→ REQUIREMENT 1: According to the passage on fleet fuels, where are gasoline and diesel produced?

** start of DOCUMENT EXTRACT **

Currently, most government and utility fleets operate on petroleum-based fuels. These fuels, consumed as gasoline or diesel, are produced at regional petroleum refineries, which are then transported by interstate and intrastate transmission pipelines, or over-the-road delivery systems, and placed in local storage. While noticeable disruptions are rare due to robust fuel markets, large finished product reserves do not exist; therefore, system outages can have large and immediate system wide effects. These outages can cause a lack of available petroleum-based fuels.
Integrating alternative fuel vehicles (AFVs) into emergency operation plans and related plans will allow a jurisdiction to rely on a diversified pool of fuel resources in the event of a petroleum shortage. Fuel diversity should become an essential part of the emergency planning process.

** end of DOCUMENT EXTRACT **

→ REQUIREMENT 2: Rewrite the records from their first line through the line containing "radio-option-2[interactable]: Mensuales: [404, 101, 452, 111]", replacing "Propietarios" with "Titulares" and leaving everything else unchanged. Return only those lines.

** start of EXTRACTED INFORMATION **

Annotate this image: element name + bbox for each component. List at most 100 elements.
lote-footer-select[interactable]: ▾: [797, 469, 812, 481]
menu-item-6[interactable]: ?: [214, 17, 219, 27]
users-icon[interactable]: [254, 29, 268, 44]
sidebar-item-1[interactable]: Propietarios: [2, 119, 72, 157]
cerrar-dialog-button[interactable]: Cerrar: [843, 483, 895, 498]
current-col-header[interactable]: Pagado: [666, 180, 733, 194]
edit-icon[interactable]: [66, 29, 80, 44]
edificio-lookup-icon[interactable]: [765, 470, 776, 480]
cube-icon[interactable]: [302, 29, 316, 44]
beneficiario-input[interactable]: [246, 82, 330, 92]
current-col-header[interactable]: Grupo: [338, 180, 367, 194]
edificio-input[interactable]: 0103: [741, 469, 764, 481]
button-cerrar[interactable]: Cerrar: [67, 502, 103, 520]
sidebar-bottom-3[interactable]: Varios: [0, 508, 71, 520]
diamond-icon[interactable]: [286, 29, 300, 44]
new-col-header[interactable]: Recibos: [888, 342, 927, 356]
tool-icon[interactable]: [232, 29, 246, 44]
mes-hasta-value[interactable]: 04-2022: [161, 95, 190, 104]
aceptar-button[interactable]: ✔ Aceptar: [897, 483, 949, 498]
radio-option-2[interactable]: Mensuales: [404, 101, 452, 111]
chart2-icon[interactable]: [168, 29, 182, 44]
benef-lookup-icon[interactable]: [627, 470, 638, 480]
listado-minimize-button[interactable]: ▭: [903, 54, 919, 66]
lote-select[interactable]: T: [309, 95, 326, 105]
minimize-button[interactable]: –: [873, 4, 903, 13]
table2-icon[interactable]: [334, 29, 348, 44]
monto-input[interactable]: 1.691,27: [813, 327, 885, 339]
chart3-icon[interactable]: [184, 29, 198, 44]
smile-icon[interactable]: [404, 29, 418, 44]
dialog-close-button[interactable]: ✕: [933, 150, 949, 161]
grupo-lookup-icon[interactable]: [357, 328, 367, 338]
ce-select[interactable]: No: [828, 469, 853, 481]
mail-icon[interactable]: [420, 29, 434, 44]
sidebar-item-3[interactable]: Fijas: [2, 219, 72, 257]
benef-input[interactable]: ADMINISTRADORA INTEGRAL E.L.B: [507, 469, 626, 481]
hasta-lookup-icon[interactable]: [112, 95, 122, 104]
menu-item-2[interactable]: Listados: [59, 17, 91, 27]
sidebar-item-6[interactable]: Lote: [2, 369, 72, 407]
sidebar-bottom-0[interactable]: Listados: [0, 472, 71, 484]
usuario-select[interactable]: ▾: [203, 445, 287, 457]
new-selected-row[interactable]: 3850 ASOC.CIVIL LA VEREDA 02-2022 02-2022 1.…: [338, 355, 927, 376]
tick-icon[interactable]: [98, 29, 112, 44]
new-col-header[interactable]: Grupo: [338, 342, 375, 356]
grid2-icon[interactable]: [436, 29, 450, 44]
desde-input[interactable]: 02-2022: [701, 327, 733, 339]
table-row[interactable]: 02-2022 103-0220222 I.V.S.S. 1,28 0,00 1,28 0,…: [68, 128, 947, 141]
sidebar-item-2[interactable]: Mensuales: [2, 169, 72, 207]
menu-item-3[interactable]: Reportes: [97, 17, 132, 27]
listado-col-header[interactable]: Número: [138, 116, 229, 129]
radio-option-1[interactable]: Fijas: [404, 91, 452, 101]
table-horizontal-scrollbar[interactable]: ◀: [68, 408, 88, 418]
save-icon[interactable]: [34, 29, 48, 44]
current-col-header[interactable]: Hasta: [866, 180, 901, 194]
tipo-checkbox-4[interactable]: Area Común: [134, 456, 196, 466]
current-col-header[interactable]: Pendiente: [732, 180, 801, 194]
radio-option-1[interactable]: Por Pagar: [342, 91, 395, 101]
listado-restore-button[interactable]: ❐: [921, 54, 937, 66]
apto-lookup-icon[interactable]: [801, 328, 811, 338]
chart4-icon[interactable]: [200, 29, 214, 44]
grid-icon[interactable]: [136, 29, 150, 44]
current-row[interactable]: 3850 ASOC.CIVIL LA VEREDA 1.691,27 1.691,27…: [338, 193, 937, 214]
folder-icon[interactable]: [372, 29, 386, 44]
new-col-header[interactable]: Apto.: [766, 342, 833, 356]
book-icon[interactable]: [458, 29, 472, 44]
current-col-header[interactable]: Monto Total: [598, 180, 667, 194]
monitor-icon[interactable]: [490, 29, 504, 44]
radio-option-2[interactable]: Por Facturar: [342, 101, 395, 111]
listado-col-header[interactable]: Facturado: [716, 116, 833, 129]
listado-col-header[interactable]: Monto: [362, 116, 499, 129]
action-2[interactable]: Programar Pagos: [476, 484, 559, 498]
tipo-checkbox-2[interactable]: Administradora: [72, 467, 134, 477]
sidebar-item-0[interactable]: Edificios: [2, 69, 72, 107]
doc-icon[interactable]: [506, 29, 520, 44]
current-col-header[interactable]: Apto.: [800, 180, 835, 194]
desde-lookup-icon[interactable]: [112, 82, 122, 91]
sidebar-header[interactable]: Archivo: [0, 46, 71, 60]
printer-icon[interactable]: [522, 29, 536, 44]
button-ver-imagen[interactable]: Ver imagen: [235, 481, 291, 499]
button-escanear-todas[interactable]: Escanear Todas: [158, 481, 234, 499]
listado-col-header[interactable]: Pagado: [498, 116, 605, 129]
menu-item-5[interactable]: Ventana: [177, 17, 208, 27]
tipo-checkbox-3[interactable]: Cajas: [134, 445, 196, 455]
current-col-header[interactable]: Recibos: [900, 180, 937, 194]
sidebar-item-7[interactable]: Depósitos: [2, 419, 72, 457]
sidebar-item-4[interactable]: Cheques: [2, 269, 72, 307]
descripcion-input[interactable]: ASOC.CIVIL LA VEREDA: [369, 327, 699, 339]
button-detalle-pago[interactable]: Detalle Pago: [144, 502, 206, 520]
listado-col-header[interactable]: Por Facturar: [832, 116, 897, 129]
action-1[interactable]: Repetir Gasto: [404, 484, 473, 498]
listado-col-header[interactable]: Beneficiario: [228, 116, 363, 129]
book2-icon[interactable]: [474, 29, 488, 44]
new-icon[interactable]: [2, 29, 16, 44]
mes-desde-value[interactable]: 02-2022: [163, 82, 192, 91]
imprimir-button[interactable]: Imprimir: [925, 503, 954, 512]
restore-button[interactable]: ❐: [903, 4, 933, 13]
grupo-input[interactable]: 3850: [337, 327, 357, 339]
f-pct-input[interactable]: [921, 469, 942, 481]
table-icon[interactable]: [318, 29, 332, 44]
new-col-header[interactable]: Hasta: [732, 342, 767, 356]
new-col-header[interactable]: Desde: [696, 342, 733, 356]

** end of EXTRACTED INFORMATION **

→ FULL RESPONSE 1: At regional petroleum refineries.

→ FULL RESPONSE 2:
Annotate this image: element name + bbox for each component. List at most 100 elements.
lote-footer-select[interactable]: ▾: [797, 469, 812, 481]
menu-item-6[interactable]: ?: [214, 17, 219, 27]
users-icon[interactable]: [254, 29, 268, 44]
sidebar-item-1[interactable]: Titulares: [2, 119, 72, 157]
cerrar-dialog-button[interactable]: Cerrar: [843, 483, 895, 498]
current-col-header[interactable]: Pagado: [666, 180, 733, 194]
edit-icon[interactable]: [66, 29, 80, 44]
edificio-lookup-icon[interactable]: [765, 470, 776, 480]
cube-icon[interactable]: [302, 29, 316, 44]
beneficiario-input[interactable]: [246, 82, 330, 92]
current-col-header[interactable]: Grupo: [338, 180, 367, 194]
edificio-input[interactable]: 0103: [741, 469, 764, 481]
button-cerrar[interactable]: Cerrar: [67, 502, 103, 520]
sidebar-bottom-3[interactable]: Varios: [0, 508, 71, 520]
diamond-icon[interactable]: [286, 29, 300, 44]
new-col-header[interactable]: Recibos: [888, 342, 927, 356]
tool-icon[interactable]: [232, 29, 246, 44]
mes-hasta-value[interactable]: 04-2022: [161, 95, 190, 104]
aceptar-button[interactable]: ✔ Aceptar: [897, 483, 949, 498]
radio-option-2[interactable]: Mensuales: [404, 101, 452, 111]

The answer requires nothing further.